Wherever the string "JSON" appears, copy the whole line.

#### LISTED RECORDS
○ ○ ○ ○ ○

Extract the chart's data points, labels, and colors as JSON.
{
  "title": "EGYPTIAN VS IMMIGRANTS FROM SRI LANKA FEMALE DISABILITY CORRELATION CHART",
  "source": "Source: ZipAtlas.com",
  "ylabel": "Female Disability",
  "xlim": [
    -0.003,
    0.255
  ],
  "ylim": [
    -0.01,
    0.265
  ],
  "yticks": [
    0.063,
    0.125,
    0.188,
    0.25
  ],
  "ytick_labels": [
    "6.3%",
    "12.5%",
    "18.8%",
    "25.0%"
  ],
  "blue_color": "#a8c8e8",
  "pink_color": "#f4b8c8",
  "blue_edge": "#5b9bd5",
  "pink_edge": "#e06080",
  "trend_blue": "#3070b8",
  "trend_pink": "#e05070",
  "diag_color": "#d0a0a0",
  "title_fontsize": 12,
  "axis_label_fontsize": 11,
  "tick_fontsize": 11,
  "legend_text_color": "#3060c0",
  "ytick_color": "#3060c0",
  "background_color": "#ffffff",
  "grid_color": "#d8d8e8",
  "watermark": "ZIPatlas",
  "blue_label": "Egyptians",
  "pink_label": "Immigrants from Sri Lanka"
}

○ ○ ○ ○ ○

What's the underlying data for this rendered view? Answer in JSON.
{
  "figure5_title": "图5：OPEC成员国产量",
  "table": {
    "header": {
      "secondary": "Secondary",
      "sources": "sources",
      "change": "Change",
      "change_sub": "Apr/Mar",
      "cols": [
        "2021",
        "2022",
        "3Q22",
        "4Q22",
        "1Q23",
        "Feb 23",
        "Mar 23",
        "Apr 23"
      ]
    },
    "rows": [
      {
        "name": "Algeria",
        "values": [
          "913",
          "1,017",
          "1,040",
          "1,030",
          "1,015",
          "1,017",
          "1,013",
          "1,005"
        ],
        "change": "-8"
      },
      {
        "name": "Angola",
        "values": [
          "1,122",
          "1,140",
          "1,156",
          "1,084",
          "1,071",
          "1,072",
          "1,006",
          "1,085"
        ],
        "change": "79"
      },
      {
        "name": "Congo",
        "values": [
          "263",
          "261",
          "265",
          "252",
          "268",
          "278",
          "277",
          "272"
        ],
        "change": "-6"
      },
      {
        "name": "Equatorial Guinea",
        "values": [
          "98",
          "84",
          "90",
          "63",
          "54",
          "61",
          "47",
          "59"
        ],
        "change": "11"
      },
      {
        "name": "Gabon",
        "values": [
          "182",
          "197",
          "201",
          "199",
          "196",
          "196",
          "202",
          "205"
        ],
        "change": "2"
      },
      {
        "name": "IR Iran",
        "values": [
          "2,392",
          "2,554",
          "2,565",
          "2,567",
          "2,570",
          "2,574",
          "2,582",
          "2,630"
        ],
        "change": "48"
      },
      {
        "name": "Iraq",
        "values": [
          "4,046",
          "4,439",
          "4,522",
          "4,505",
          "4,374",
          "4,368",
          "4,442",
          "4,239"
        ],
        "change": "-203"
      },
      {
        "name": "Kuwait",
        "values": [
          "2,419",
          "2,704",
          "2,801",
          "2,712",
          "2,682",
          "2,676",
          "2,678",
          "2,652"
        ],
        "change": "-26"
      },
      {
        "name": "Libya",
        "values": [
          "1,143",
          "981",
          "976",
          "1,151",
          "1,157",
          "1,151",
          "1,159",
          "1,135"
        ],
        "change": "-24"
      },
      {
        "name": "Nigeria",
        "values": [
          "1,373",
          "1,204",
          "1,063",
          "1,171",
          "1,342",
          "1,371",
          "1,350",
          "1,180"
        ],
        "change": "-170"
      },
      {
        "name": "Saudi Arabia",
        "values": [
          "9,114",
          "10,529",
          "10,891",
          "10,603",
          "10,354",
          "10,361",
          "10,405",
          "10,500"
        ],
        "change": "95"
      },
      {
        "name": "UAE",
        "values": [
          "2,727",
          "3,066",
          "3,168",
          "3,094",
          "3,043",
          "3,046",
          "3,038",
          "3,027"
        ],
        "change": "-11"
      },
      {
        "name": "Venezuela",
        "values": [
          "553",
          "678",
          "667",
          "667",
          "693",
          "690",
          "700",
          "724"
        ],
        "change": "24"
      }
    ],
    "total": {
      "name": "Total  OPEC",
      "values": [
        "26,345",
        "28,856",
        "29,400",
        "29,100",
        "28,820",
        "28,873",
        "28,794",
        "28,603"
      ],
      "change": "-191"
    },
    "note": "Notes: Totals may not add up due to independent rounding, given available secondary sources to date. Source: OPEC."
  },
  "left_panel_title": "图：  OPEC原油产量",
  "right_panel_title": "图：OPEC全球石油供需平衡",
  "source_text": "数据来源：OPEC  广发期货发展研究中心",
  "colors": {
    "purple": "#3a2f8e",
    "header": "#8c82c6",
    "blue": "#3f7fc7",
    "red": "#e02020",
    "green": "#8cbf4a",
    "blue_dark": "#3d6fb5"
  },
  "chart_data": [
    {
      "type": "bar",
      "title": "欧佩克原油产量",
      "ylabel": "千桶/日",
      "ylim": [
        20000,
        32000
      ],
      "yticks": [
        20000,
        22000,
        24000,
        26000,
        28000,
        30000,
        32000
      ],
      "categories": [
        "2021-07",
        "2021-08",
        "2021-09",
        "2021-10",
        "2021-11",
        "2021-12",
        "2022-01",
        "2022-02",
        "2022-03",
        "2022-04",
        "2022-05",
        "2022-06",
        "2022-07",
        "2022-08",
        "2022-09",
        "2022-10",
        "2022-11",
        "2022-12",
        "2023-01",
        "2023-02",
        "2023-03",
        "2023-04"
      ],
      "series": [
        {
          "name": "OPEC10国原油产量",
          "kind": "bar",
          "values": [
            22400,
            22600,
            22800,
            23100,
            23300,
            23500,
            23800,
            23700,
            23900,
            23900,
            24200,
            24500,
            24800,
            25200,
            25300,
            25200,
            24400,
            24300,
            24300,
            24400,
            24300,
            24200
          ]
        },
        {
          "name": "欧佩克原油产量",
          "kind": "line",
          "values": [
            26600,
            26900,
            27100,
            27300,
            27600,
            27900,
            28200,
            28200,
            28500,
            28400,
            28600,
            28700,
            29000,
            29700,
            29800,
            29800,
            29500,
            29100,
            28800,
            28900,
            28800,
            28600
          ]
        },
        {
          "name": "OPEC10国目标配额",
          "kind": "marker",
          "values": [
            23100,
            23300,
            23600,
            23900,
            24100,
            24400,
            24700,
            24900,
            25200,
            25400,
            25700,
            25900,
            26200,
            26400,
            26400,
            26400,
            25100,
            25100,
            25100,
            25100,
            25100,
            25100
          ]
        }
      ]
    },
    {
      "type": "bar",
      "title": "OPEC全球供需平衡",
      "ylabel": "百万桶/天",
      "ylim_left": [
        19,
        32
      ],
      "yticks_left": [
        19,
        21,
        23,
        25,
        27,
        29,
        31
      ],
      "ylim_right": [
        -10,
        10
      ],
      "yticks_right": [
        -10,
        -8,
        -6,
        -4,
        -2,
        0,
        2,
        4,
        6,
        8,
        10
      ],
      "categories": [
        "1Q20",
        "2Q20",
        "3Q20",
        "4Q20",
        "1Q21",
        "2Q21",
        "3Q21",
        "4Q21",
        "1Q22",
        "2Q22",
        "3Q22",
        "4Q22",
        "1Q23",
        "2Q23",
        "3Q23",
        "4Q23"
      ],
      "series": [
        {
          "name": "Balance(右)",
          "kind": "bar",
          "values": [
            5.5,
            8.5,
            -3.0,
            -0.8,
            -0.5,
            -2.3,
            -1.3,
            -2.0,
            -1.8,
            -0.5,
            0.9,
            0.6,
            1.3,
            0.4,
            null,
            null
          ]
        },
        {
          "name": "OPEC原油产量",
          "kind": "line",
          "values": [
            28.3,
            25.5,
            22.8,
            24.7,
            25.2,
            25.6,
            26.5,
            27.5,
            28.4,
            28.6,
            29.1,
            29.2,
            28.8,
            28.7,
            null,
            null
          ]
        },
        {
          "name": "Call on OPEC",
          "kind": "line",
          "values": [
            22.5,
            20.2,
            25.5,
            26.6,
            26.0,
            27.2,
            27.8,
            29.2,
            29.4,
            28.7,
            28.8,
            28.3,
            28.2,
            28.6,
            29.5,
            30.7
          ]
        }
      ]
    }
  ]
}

○ ○ ○ ○ ○

#### RESULT FOR THIS TASK
Extract the chart's data points, labels, and colors as JSON.
What's the underlying data for this rendered view? Answer in JSON.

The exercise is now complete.